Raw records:
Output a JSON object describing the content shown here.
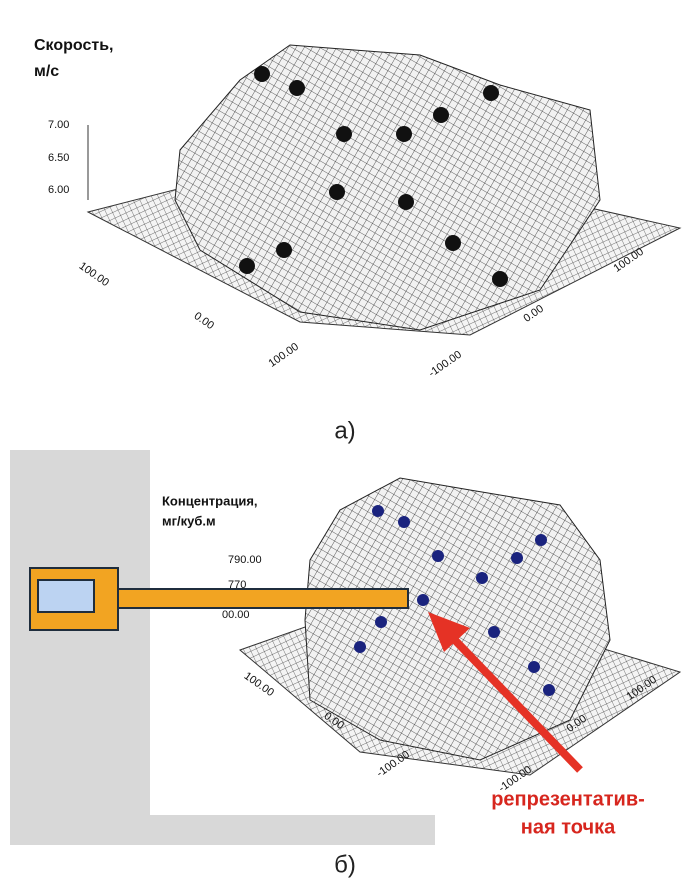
{
  "panel_a": {
    "axis_label": [
      "Скорость,",
      "м/с"
    ],
    "z_ticks": [
      "7.00",
      "6.50",
      "6.00"
    ],
    "left_ticks": [
      "100.00",
      "0.00",
      "100.00"
    ],
    "right_ticks": [
      "100.00",
      "0.00",
      "-100.00"
    ],
    "caption": "а)"
  },
  "panel_b": {
    "axis_label": [
      "Концентрация,",
      "мг/куб.м"
    ],
    "z_ticks": [
      "790.00",
      "770",
      "00.00"
    ],
    "left_ticks": [
      "100.00",
      "0.00",
      "-100.00"
    ],
    "right_ticks": [
      "100.00",
      "0.00",
      "-100.00"
    ],
    "annotation": [
      "репрезентатив-",
      "ная точка"
    ],
    "caption": "б)"
  }
}
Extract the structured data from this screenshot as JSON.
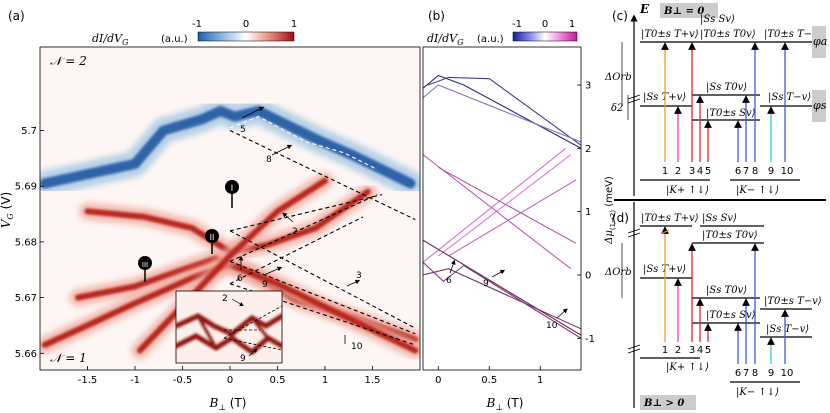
{
  "figure": {
    "panel_a": {
      "label": "(a)",
      "colorbar_title": "dI/dV",
      "colorbar_sub": "G",
      "colorbar_units": "(a.u.)",
      "colorbar_ticks": [
        "-1",
        "0",
        "1"
      ],
      "ylabel": "V",
      "ylabel_sub": "G",
      "ylabel_unit": "(V)",
      "xlabel": "B",
      "xlabel_sub": "⊥",
      "xlabel_unit": "(T)",
      "n_top": "𝒩 = 2",
      "n_bottom": "𝒩 = 1",
      "markers": [
        "I",
        "II",
        "III"
      ],
      "annotations": [
        "5",
        "8",
        "2",
        "9",
        "6",
        "3",
        "10"
      ],
      "inset_annotations": [
        "2",
        "9"
      ]
    },
    "panel_b": {
      "label": "(b)",
      "colorbar_title": "dI/dV",
      "colorbar_sub": "G",
      "colorbar_units": "(a.u.)",
      "colorbar_ticks": [
        "-1",
        "0",
        "1"
      ],
      "ylabel": "Δμ",
      "ylabel_sub": "(1→2)",
      "ylabel_unit": "(meV)",
      "xlabel": "B",
      "xlabel_sub": "⊥",
      "xlabel_unit": "(T)",
      "annotations": [
        "6",
        "9",
        "10"
      ]
    },
    "panel_c": {
      "label": "(c)",
      "energy_axis": "E",
      "field_label": "B⊥ = 0",
      "delta_orb": "ΔOrb",
      "delta_2": "δ2",
      "phi_a": "φa",
      "phi_s": "φs",
      "states": [
        "|T0±s T+v⟩",
        "|Ss Sv⟩",
        "|T0±s T0v⟩",
        "|T0±s T−v⟩",
        "|Ss T+v⟩",
        "|Ss T0v⟩",
        "|T0±s Sv⟩",
        "|Ss T−v⟩"
      ],
      "transition_numbers": [
        "1",
        "2",
        "3",
        "4",
        "5",
        "6",
        "7",
        "8",
        "9",
        "10"
      ],
      "valley_left": "|K+ ↑↓⟩",
      "valley_right": "|K− ↑↓⟩"
    },
    "panel_d": {
      "label": "(d)",
      "field_label": "B⊥ > 0",
      "delta_orb": "ΔOrb",
      "states": [
        "|T0±s T+v⟩",
        "|Ss Sv⟩",
        "|T0±s T0v⟩",
        "|Ss T+v⟩",
        "|Ss T0v⟩",
        "|T0±s Sv⟩",
        "|T0±s T−v⟩",
        "|Ss T−v⟩"
      ],
      "transition_numbers": [
        "1",
        "2",
        "3",
        "4",
        "5",
        "6",
        "7",
        "8",
        "9",
        "10"
      ],
      "valley_left": "|K+ ↑↓⟩",
      "valley_right": "|K− ↑↓⟩"
    }
  },
  "chart_data": [
    {
      "type": "heatmap",
      "title": "dI/dV_G (a.u.)",
      "xlabel": "B⊥ (T)",
      "ylabel": "V_G (V)",
      "xlim": [
        -2.0,
        2.0
      ],
      "ylim": [
        5.657,
        5.715
      ],
      "x_ticks": [
        -1.5,
        -1,
        -0.5,
        0,
        0.5,
        1,
        1.5
      ],
      "x_tick_labels": [
        "-1.5",
        "-1",
        "-0.5",
        "0",
        "0.5",
        "1",
        "1.5"
      ],
      "y_ticks": [
        5.66,
        5.67,
        5.68,
        5.69,
        5.7
      ],
      "y_tick_labels": [
        "5.66",
        "5.67",
        "5.68",
        "5.69",
        "5.7"
      ],
      "colorbar_range": [
        -1,
        1
      ],
      "features": [
        {
          "name": "blue N=2 ridge",
          "sign": -1,
          "points": [
            [
              -1.95,
              5.6905
            ],
            [
              -1.0,
              5.694
            ],
            [
              -0.7,
              5.7
            ],
            [
              -0.3,
              5.702
            ],
            [
              -0.1,
              5.7035
            ],
            [
              0.05,
              5.7025
            ],
            [
              0.3,
              5.7035
            ],
            [
              0.9,
              5.6985
            ],
            [
              1.3,
              5.6955
            ],
            [
              1.9,
              5.6905
            ]
          ]
        },
        {
          "name": "red upper branch",
          "sign": 1,
          "points": [
            [
              -1.5,
              5.6855
            ],
            [
              -0.9,
              5.6845
            ],
            [
              -0.4,
              5.6825
            ],
            [
              0.0,
              5.6782
            ],
            [
              0.4,
              5.6795
            ],
            [
              0.9,
              5.6825
            ],
            [
              1.45,
              5.689
            ]
          ]
        },
        {
          "name": "red middle branch",
          "sign": 1,
          "points": [
            [
              -1.6,
              5.67
            ],
            [
              -1.0,
              5.672
            ],
            [
              -0.5,
              5.675
            ],
            [
              -0.15,
              5.677
            ],
            [
              0.25,
              5.674
            ],
            [
              0.7,
              5.6695
            ],
            [
              1.3,
              5.6665
            ],
            [
              1.95,
              5.6625
            ]
          ]
        },
        {
          "name": "red lower branch",
          "sign": 1,
          "points": [
            [
              -1.95,
              5.6615
            ],
            [
              -1.5,
              5.665
            ],
            [
              -1.0,
              5.669
            ],
            [
              -0.4,
              5.6735
            ],
            [
              0.0,
              5.676
            ],
            [
              0.5,
              5.6725
            ],
            [
              1.1,
              5.6675
            ],
            [
              1.95,
              5.6605
            ]
          ]
        },
        {
          "name": "red steep branch",
          "sign": 1,
          "points": [
            [
              -0.95,
              5.6605
            ],
            [
              -0.5,
              5.6685
            ],
            [
              0.0,
              5.6775
            ],
            [
              0.5,
              5.6855
            ],
            [
              1.0,
              5.691
            ]
          ]
        }
      ],
      "dashed_fits": [
        {
          "points": [
            [
              0.0,
              5.7005
            ],
            [
              0.3,
              5.7025
            ],
            [
              0.8,
              5.698
            ],
            [
              1.2,
              5.696
            ],
            [
              1.55,
              5.693
            ]
          ]
        },
        {
          "points": [
            [
              0.0,
              5.7
            ],
            [
              1.95,
              5.684
            ]
          ]
        },
        {
          "points": [
            [
              0.0,
              5.682
            ],
            [
              1.6,
              5.6885
            ]
          ]
        },
        {
          "points": [
            [
              0.0,
              5.6765
            ],
            [
              1.55,
              5.6885
            ]
          ]
        },
        {
          "points": [
            [
              0.0,
              5.6725
            ],
            [
              1.4,
              5.6845
            ]
          ]
        },
        {
          "points": [
            [
              0.0,
              5.682
            ],
            [
              1.95,
              5.6645
            ]
          ]
        },
        {
          "points": [
            [
              0.0,
              5.6725
            ],
            [
              1.95,
              5.6615
            ]
          ]
        },
        {
          "points": [
            [
              0.0,
              5.6765
            ],
            [
              1.95,
              5.6635
            ]
          ]
        }
      ]
    },
    {
      "type": "line",
      "title": "dI/dV_G (a.u.)",
      "xlabel": "B⊥ (T)",
      "ylabel": "Δμ (1→2) (meV)",
      "xlim": [
        -0.15,
        1.4
      ],
      "ylim": [
        -1.5,
        3.6
      ],
      "x_ticks": [
        0,
        0.5,
        1
      ],
      "x_tick_labels": [
        "0",
        "0.5",
        "1"
      ],
      "y_ticks": [
        -1,
        0,
        1,
        2,
        3
      ],
      "y_tick_labels": [
        "-1",
        "0",
        "1",
        "2",
        "3"
      ],
      "colorbar_range": [
        -1,
        1
      ],
      "series": [
        {
          "name": "upper dark",
          "weight": 0.0,
          "x": [
            -0.15,
            0.0,
            0.25,
            1.4
          ],
          "y": [
            2.95,
            3.15,
            3.0,
            2.0
          ]
        },
        {
          "name": "upper dark b",
          "weight": 0.1,
          "x": [
            -0.1,
            0.1,
            0.5,
            1.4
          ],
          "y": [
            3.0,
            3.12,
            3.1,
            2.05
          ]
        },
        {
          "name": "upper light",
          "weight": 0.35,
          "x": [
            -0.15,
            0.0,
            1.4
          ],
          "y": [
            2.8,
            3.0,
            2.1
          ]
        },
        {
          "name": "rising 1",
          "weight": 0.5,
          "x": [
            0.0,
            1.3
          ],
          "y": [
            0.3,
            1.9
          ]
        },
        {
          "name": "rising 2",
          "weight": 0.55,
          "x": [
            -0.15,
            1.25
          ],
          "y": [
            0.2,
            2.0
          ]
        },
        {
          "name": "rising 3",
          "weight": 0.6,
          "x": [
            0.1,
            1.35
          ],
          "y": [
            0.3,
            1.5
          ]
        },
        {
          "name": "falling 1",
          "weight": 0.65,
          "x": [
            -0.15,
            1.3
          ],
          "y": [
            1.9,
            0.1
          ]
        },
        {
          "name": "falling 2",
          "weight": 0.7,
          "x": [
            0.0,
            1.35
          ],
          "y": [
            1.7,
            0.5
          ]
        },
        {
          "name": "lower 6",
          "weight": 0.85,
          "x": [
            -0.15,
            0.05,
            0.25,
            1.4
          ],
          "y": [
            0.2,
            -0.1,
            0.15,
            -1.0
          ]
        },
        {
          "name": "lower 9",
          "weight": 0.9,
          "x": [
            -0.15,
            0.1,
            1.4
          ],
          "y": [
            0.0,
            0.1,
            -0.85
          ]
        },
        {
          "name": "lower 10",
          "weight": 0.95,
          "x": [
            -0.15,
            1.4
          ],
          "y": [
            0.55,
            -0.95
          ]
        }
      ]
    }
  ]
}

> _Set exercise_
Copy whichever lines in the listing above contain the word "weight".

> _Correct output_
          "weight": 0.0,
          "weight": 0.1,
          "weight": 0.35,
          "weight": 0.5,
          "weight": 0.55,
          "weight": 0.6,
          "weight": 0.65,
          "weight": 0.7,
          "weight": 0.85,
          "weight": 0.9,
          "weight": 0.95,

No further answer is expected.